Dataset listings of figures
* * * * *

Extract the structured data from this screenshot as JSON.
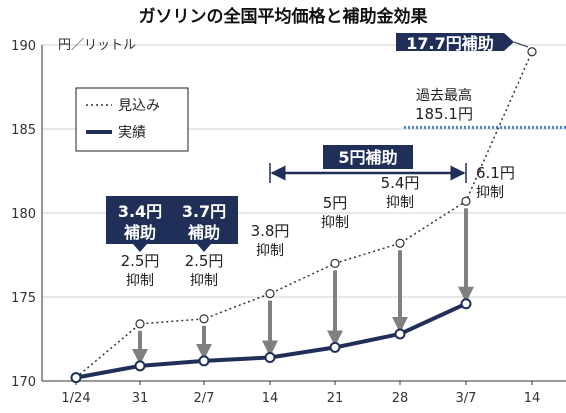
{
  "chart_data": {
    "type": "line",
    "title": "ガソリンの全国平均価格と補助金効果",
    "ylabel": "円／リットル",
    "ylim": [
      170,
      190
    ],
    "yticks": [
      170,
      175,
      180,
      185,
      190
    ],
    "grid": true,
    "categories": [
      "1/24",
      "31",
      "2/7",
      "14",
      "21",
      "28",
      "3/7",
      "14"
    ],
    "series": [
      {
        "name": "見込み",
        "style": "dotted",
        "color": "#333333",
        "values": [
          170.2,
          173.4,
          173.7,
          175.2,
          177.0,
          178.2,
          180.7,
          189.6
        ]
      },
      {
        "name": "実績",
        "style": "solid",
        "color": "#1f2f57",
        "values": [
          170.2,
          170.9,
          171.2,
          171.4,
          172.0,
          172.8,
          174.6,
          null
        ]
      }
    ],
    "legend": {
      "placement": "top-left",
      "items": [
        "見込み",
        "実績"
      ]
    },
    "reference": {
      "value": 185.1,
      "label_line1": "過去最高",
      "label_line2": "185.1円",
      "color": "#4a86c5"
    },
    "suppression": [
      {
        "index": 1,
        "amount": "2.5円",
        "label": "抑制"
      },
      {
        "index": 2,
        "amount": "2.5円",
        "label": "抑制"
      },
      {
        "index": 3,
        "amount": "3.8円",
        "label": "抑制"
      },
      {
        "index": 4,
        "amount": "5円",
        "label": "抑制"
      },
      {
        "index": 5,
        "amount": "5.4円",
        "label": "抑制"
      },
      {
        "index": 6,
        "amount": "6.1円",
        "label": "抑制"
      }
    ],
    "subsidy_boxes": [
      {
        "line1": "3.4円",
        "line2": "補助",
        "index": 1
      },
      {
        "line1": "3.7円",
        "line2": "補助",
        "index": 2
      }
    ],
    "subsidy_span": {
      "label": "5円補助",
      "from_index": 3,
      "to_index": 6
    },
    "top_badge": {
      "label": "17.7円補助",
      "index": 7
    },
    "colors": {
      "navy": "#1f2f57",
      "arrow": "#808080",
      "grid": "#d0d0d0",
      "reference": "#4a86c5"
    }
  }
}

* * * * *

== GIVEN TASK ==
Search the material above for "amount". Pull out each line where it shows up.

== TASK SOLUTION ==
        "amount": "2.5円",
        "amount": "2.5円",
        "amount": "3.8円",
        "amount": "5円",
        "amount": "5.4円",
        "amount": "6.1円",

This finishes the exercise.